[start of Recorded data]
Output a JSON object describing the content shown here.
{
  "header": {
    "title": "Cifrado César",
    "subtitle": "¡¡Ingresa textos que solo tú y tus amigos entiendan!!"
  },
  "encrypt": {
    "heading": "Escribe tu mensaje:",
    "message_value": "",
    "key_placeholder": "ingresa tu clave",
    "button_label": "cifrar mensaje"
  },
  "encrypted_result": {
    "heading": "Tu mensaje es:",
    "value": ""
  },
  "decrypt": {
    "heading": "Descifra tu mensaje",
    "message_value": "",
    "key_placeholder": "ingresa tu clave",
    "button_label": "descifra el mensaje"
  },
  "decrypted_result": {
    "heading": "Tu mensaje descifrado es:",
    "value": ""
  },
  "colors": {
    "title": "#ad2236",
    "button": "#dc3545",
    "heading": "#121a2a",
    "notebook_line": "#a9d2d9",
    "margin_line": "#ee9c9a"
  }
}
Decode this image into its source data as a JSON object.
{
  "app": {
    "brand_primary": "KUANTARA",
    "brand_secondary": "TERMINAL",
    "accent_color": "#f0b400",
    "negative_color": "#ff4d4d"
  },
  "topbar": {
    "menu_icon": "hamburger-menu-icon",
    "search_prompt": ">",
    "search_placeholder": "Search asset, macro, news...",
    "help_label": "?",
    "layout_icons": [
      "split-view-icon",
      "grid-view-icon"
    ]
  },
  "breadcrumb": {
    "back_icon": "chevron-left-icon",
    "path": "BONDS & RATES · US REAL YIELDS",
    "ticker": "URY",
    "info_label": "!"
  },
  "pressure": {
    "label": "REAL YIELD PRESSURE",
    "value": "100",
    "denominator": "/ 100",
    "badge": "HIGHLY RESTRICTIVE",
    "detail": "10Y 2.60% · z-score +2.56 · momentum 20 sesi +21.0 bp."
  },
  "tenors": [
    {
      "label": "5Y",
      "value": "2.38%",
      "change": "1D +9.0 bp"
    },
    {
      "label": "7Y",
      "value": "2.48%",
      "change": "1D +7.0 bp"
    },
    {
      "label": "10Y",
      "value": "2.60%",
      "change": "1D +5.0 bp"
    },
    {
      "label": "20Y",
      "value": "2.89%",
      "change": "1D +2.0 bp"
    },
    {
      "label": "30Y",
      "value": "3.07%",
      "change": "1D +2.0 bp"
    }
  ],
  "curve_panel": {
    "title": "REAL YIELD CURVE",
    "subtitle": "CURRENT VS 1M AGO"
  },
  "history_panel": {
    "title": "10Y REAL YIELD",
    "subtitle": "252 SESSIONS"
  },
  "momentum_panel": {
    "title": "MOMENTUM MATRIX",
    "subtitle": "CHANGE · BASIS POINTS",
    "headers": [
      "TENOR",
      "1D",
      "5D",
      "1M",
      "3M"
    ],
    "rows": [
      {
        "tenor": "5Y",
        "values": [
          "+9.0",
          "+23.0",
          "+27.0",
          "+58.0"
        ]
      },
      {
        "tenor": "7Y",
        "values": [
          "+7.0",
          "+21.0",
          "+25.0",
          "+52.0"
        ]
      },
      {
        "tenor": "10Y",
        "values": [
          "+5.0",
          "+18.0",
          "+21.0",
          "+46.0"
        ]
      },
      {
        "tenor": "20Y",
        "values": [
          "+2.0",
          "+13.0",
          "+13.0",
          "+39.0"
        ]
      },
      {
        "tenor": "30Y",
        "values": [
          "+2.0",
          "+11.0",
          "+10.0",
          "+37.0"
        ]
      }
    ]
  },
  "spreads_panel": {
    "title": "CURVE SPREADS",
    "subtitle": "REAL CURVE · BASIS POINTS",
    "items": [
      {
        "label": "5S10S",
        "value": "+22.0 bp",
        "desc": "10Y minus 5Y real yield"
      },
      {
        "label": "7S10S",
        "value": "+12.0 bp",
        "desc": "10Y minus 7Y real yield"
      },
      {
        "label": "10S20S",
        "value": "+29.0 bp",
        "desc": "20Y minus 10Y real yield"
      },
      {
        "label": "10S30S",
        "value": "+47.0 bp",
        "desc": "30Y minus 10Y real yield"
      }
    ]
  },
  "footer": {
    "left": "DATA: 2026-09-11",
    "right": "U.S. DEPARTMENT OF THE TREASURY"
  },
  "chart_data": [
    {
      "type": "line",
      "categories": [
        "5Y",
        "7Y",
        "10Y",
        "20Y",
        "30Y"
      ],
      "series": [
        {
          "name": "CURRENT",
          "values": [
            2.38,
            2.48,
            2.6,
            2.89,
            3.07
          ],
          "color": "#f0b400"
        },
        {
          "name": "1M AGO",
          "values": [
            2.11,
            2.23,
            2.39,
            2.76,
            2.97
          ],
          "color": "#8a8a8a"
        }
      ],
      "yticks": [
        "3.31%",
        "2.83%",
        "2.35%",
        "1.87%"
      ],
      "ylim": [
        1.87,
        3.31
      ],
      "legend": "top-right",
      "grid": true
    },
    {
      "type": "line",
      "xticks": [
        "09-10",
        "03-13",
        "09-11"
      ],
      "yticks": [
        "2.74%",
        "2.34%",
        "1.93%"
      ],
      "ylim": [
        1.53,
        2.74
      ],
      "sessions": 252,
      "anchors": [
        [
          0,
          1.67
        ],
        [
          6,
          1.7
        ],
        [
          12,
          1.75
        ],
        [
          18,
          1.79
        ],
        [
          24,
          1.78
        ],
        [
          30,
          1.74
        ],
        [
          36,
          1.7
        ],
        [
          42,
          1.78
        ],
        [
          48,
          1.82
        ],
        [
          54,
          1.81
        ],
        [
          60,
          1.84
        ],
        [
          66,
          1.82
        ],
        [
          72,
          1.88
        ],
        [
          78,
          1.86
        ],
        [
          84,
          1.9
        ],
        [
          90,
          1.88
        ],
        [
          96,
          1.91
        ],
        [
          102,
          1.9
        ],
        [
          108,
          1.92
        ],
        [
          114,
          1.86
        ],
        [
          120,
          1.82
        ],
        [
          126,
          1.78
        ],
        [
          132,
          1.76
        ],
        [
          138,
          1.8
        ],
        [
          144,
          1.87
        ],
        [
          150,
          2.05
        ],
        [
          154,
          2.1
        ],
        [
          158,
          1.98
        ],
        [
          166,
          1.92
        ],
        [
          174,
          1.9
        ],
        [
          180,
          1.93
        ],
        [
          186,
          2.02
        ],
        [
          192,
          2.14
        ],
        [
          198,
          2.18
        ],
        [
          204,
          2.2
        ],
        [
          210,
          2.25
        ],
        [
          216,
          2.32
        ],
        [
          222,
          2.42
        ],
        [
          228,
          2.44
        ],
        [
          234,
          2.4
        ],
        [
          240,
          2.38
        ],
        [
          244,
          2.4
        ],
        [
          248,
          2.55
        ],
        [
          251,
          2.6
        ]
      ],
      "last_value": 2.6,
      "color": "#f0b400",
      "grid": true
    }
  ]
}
[end of Recorded data]
Exercise requirements:
Collect the lines of the records that include the string "heading".

Right answer:
    "heading": "Escribe tu mensaje:",
    "heading": "Tu mensaje es:",
    "heading": "Descifra tu mensaje",
    "heading": "Tu mensaje descifrado es:",
    "heading": "#121a2a",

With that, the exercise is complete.